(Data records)
|---|
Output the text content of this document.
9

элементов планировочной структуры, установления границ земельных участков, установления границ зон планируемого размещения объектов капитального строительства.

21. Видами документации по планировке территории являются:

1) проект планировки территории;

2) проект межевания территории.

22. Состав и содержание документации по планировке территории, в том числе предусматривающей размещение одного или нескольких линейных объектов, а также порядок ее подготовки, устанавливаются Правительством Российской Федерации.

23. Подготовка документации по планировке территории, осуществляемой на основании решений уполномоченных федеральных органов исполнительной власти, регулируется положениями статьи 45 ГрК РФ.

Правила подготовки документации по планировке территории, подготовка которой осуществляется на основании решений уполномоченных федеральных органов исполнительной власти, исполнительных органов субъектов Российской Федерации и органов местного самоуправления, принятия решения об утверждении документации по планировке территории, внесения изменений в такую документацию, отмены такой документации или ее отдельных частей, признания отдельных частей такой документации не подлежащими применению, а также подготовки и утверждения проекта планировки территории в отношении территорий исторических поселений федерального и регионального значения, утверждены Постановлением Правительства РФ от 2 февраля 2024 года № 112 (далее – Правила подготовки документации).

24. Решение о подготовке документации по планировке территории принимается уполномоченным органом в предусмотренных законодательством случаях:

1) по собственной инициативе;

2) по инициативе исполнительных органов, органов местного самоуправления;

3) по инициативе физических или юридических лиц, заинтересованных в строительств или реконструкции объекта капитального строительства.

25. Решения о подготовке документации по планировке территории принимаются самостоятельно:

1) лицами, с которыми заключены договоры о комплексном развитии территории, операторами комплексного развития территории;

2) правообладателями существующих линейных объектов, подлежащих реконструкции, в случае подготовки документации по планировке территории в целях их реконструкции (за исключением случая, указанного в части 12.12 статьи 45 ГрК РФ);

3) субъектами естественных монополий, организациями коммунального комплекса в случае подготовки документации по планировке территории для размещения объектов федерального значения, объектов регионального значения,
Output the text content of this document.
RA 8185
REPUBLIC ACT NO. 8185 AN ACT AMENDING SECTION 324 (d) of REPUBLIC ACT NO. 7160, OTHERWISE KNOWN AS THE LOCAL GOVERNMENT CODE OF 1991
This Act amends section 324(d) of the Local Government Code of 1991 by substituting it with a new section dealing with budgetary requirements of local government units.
|---|
◆ Required task
Copy each line above containing the string "капитального".

◆ Written solution
элементов планировочной структуры, установления границ земельных участков, установления границ зон планируемого размещения объектов капитального строительства.
3) по инициативе физических или юридических лиц, заинтересованных в строительств или реконструкции объекта капитального строительства.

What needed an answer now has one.